» REQUEST
From the entries below, extract every line that includes the word "Pentium".

****************

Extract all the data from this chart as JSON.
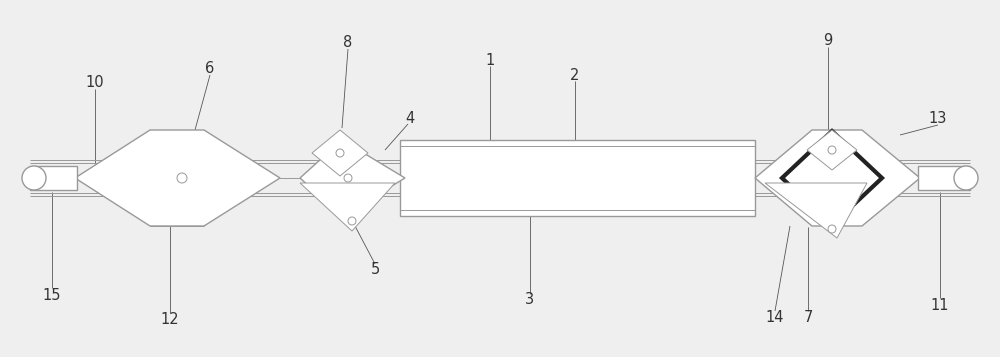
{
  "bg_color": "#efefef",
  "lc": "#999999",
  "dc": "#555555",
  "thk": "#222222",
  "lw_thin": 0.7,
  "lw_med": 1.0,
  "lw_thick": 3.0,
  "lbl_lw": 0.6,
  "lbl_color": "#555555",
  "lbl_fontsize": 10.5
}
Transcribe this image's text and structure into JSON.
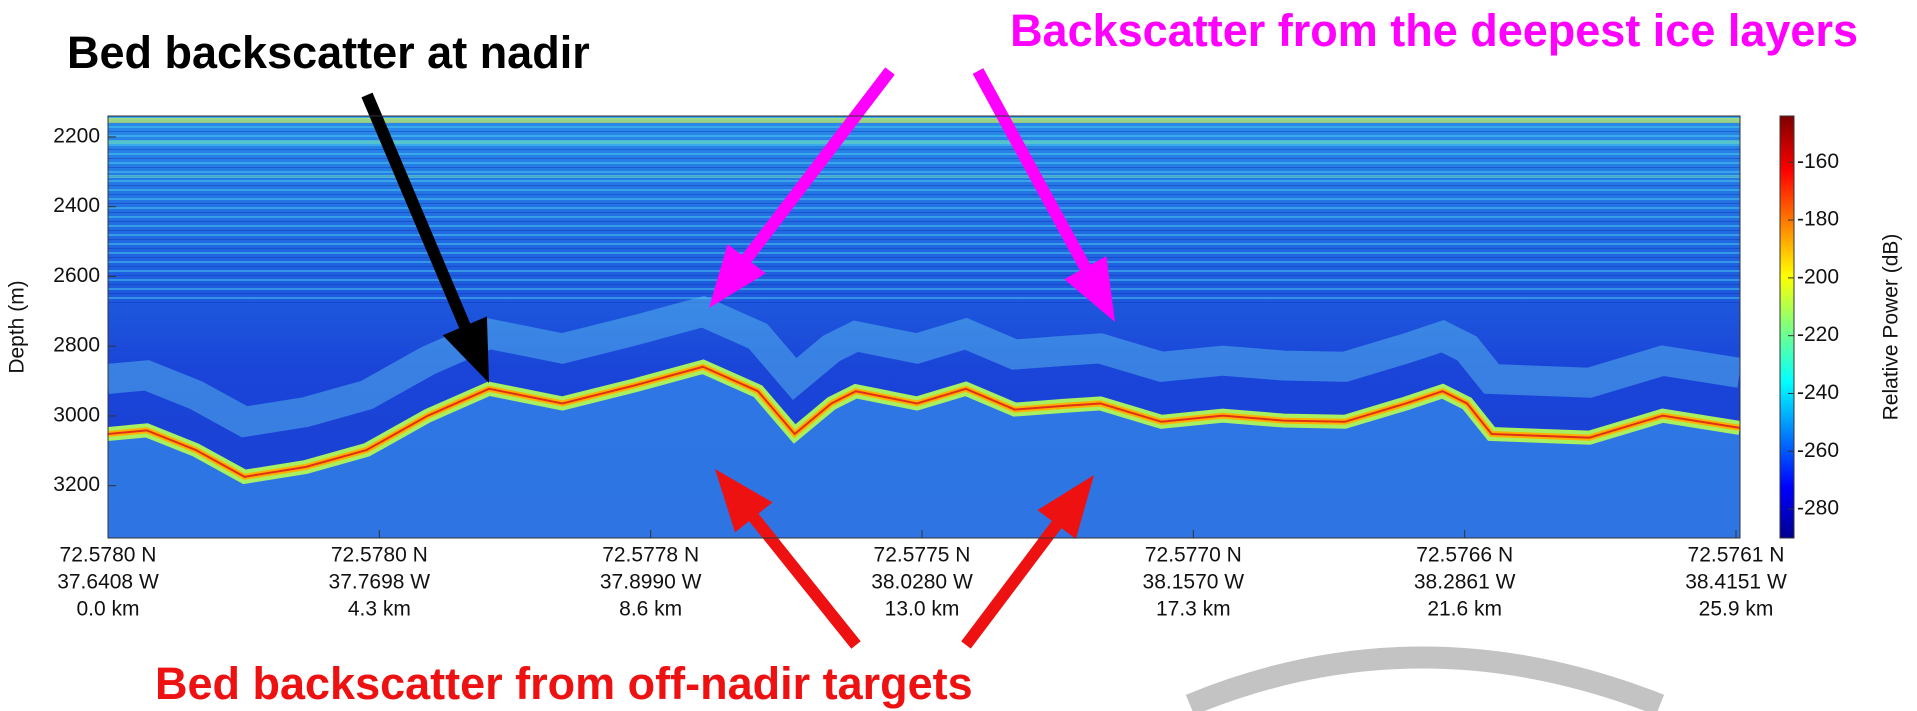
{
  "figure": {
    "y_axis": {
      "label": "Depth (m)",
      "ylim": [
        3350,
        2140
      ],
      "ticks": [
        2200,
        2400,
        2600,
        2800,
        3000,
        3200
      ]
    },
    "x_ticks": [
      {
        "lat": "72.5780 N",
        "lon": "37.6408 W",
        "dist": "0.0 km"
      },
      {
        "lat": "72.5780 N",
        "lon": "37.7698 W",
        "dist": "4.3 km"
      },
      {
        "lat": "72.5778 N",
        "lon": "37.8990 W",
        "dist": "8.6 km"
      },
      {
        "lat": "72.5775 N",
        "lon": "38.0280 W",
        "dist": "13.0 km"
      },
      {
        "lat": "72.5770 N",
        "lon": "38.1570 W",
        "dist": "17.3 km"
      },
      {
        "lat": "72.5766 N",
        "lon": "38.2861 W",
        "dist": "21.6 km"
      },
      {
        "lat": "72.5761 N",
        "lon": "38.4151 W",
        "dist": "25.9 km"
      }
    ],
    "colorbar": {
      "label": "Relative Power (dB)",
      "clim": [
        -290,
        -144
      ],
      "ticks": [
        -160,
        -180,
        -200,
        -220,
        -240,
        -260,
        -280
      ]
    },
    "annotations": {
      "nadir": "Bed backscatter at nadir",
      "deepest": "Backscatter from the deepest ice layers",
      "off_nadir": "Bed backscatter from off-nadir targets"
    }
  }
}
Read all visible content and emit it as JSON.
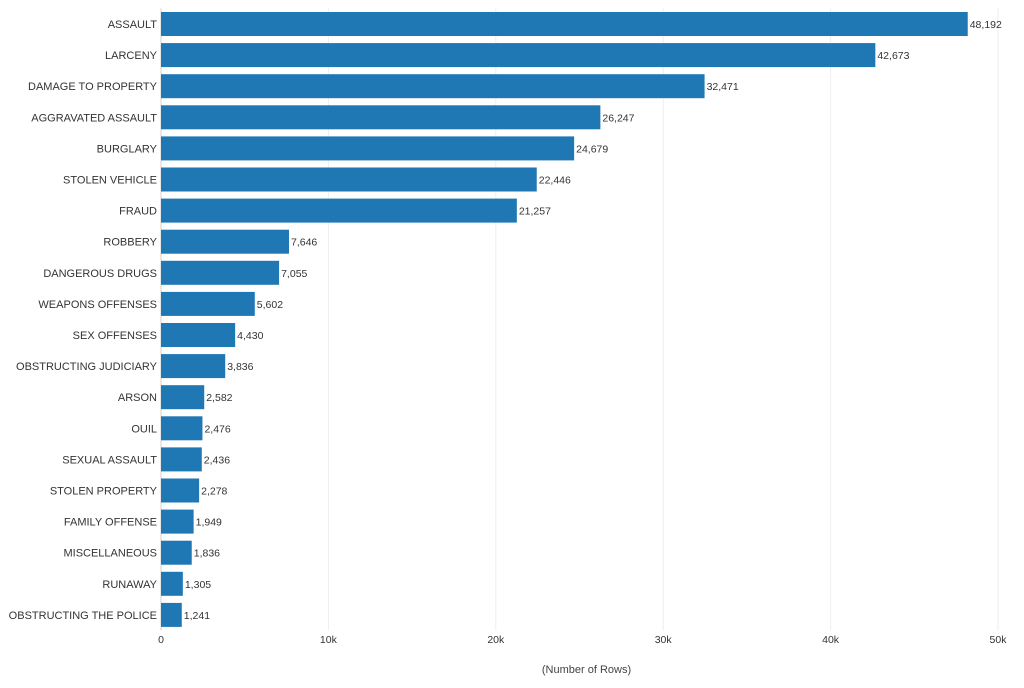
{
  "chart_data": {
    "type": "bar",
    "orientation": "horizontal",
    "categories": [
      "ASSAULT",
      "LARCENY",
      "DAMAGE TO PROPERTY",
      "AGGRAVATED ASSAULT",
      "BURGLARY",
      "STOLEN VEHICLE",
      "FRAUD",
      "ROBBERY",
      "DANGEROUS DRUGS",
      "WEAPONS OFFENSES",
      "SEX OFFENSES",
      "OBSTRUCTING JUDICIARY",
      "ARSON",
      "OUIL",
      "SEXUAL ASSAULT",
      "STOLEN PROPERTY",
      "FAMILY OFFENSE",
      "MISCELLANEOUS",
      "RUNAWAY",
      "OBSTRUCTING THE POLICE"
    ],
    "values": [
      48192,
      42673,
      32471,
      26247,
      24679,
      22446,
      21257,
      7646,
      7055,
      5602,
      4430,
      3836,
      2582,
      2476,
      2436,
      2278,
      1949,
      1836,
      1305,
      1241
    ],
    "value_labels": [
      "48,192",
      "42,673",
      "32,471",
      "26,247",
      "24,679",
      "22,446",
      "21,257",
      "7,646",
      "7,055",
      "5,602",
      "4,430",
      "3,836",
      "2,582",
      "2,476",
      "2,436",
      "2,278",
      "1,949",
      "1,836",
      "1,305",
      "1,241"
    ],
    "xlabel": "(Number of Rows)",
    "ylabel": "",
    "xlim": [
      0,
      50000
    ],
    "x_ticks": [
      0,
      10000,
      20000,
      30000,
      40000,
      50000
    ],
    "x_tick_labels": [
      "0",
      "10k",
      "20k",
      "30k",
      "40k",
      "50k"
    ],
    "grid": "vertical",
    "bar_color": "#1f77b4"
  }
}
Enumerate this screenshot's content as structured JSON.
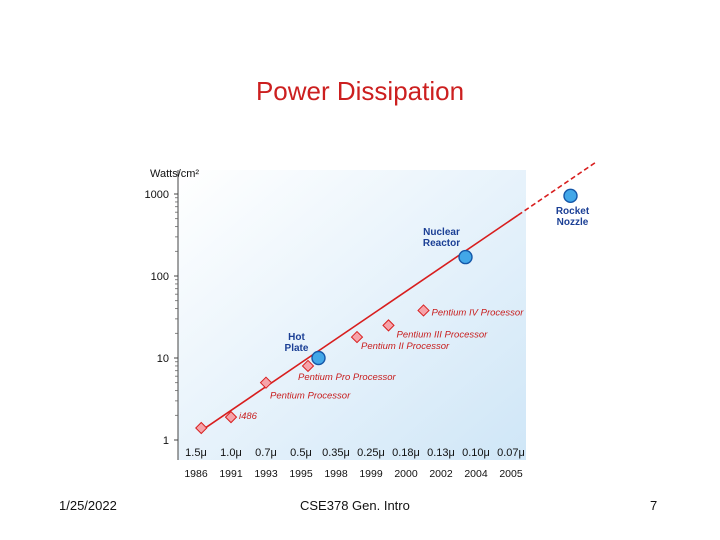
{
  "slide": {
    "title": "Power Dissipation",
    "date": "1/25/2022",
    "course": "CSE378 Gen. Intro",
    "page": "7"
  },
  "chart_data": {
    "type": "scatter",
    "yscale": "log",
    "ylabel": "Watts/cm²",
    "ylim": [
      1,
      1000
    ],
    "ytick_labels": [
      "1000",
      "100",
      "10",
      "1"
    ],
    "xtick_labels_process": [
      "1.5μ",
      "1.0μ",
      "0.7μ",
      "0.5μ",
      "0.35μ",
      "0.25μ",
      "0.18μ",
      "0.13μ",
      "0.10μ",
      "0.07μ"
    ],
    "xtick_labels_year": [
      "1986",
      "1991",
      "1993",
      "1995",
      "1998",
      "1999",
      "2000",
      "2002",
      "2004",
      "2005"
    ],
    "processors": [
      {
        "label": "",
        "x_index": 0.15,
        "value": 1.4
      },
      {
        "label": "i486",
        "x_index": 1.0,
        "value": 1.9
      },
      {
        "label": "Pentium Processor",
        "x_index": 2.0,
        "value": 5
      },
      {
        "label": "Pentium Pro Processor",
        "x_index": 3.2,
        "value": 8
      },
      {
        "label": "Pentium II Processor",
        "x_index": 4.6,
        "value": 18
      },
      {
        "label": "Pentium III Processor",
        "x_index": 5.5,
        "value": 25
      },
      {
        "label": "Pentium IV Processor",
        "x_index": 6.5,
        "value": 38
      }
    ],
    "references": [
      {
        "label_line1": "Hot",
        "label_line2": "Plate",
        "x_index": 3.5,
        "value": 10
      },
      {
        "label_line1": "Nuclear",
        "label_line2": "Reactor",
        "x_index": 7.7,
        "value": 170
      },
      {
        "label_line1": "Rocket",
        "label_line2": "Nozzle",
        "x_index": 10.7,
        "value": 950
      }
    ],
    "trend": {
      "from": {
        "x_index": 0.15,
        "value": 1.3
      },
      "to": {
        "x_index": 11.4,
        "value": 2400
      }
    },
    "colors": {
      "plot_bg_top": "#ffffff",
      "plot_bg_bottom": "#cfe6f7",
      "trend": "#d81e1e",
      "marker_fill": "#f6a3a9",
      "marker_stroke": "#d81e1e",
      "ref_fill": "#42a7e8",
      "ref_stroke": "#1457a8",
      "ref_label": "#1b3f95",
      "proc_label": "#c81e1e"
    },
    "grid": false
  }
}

****************

» FINAL RESULT
        "label": "Pentium Processor",
        "label": "Pentium Pro Processor",
        "label": "Pentium II Processor",
        "label": "Pentium III Processor",
        "label": "Pentium IV Processor",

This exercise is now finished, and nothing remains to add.